— What to work on —
For the data below, report the number of lines that contain the string "meter" and nothing else.

— Entries supplied —
------------------------------
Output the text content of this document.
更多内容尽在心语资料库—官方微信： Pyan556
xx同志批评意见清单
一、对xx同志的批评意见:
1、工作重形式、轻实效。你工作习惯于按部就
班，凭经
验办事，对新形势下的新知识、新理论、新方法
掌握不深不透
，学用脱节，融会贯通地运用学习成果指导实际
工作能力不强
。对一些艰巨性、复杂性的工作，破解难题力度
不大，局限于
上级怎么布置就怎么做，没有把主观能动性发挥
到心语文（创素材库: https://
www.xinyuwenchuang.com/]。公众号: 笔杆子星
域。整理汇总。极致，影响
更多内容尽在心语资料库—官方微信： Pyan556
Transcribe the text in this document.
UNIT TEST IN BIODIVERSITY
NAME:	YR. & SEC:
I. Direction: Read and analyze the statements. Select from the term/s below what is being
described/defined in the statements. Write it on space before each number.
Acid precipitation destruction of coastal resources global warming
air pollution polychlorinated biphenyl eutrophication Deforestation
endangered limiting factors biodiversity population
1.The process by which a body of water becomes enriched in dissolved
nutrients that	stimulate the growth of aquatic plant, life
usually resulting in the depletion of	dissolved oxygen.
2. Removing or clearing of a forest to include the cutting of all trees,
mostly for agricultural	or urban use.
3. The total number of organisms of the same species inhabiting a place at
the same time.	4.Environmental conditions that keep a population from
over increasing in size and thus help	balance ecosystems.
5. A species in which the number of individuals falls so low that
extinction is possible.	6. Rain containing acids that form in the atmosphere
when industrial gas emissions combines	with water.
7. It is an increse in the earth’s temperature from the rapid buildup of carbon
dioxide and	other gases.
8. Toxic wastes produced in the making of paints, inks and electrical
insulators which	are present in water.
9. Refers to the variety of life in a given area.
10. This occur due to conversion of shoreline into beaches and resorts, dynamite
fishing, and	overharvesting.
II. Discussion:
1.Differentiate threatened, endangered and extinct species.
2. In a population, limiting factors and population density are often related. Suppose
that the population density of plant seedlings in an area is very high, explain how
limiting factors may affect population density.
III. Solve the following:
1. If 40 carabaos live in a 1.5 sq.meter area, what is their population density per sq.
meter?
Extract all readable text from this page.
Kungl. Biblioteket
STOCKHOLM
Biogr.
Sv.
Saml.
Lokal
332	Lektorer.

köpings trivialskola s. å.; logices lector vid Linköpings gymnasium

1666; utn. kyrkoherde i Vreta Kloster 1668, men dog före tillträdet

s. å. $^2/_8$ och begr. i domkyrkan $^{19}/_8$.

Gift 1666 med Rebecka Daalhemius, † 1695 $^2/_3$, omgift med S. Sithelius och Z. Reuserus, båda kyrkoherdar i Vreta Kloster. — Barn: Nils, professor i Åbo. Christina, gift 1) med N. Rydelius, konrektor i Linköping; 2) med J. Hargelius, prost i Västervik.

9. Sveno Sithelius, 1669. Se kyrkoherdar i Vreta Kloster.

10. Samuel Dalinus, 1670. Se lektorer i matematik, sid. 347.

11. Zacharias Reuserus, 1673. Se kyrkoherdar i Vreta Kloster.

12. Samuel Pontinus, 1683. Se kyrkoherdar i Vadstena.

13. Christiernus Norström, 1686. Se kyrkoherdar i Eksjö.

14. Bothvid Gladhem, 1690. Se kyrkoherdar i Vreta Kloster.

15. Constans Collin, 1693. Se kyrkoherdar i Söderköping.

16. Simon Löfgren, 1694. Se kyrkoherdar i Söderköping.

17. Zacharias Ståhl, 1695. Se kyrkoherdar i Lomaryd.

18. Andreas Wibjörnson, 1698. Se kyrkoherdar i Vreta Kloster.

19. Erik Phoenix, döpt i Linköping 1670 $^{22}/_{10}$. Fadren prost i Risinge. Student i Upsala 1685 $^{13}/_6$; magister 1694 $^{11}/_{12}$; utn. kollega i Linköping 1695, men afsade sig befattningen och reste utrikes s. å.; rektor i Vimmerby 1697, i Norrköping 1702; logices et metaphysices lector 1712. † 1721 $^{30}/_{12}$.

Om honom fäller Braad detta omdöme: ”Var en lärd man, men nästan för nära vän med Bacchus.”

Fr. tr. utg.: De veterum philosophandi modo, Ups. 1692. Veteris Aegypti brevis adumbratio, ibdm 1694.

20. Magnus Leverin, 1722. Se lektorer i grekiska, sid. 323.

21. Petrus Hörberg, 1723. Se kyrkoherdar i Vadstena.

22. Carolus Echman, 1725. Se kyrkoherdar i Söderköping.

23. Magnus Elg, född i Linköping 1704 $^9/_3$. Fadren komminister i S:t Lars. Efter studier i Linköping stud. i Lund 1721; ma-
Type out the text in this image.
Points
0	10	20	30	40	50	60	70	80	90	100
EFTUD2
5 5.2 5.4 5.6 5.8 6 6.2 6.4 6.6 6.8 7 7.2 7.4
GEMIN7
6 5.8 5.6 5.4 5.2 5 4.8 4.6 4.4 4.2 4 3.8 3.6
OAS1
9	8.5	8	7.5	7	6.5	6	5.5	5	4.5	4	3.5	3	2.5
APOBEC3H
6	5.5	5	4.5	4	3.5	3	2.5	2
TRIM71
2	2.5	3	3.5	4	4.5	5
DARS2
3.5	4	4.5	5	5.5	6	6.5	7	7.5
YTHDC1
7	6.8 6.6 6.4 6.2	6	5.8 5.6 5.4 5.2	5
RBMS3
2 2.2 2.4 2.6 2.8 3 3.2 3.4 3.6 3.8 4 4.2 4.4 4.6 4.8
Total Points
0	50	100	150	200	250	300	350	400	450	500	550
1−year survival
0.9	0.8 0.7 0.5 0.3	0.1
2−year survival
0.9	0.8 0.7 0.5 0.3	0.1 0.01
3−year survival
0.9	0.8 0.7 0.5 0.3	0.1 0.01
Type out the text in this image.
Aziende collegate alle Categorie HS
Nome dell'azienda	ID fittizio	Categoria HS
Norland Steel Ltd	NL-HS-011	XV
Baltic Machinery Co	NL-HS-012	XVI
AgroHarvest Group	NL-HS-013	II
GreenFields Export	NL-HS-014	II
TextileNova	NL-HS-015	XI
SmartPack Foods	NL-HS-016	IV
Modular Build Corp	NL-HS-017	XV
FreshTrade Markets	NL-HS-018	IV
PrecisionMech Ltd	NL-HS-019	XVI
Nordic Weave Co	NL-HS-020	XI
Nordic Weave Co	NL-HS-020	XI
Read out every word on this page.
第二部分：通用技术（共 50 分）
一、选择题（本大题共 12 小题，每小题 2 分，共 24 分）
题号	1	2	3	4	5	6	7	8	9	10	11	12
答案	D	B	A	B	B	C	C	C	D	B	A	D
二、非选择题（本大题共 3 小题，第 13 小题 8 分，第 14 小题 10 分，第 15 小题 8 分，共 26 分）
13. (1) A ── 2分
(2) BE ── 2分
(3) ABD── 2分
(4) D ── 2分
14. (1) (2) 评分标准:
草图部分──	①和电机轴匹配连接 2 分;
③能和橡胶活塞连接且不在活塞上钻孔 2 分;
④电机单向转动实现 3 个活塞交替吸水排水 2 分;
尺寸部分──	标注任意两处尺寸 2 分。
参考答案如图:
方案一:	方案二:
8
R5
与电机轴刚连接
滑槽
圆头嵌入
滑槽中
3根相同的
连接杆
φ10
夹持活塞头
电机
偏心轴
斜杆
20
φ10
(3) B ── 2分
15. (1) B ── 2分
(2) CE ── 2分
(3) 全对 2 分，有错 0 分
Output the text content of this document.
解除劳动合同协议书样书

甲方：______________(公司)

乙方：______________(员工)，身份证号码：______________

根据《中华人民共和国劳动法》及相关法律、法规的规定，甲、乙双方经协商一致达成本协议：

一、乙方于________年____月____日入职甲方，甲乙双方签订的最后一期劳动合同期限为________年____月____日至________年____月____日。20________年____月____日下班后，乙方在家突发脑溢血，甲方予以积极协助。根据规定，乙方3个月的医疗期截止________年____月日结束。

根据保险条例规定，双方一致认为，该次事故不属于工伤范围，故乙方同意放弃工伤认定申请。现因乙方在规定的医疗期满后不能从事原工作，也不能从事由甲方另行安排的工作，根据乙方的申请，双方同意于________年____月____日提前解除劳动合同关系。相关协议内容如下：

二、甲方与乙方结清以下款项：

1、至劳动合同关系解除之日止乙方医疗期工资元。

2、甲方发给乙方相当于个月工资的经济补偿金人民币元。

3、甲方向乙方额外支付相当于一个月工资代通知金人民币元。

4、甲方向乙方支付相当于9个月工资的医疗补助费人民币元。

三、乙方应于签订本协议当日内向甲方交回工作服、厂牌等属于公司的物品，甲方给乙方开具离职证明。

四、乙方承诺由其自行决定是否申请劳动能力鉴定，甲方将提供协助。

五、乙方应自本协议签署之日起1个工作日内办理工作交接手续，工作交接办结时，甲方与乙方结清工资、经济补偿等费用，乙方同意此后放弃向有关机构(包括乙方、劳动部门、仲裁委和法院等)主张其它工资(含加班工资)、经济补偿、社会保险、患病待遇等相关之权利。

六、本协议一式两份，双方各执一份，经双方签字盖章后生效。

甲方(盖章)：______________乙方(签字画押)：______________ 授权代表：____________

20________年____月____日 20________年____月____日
------------------------------
— Response below —
2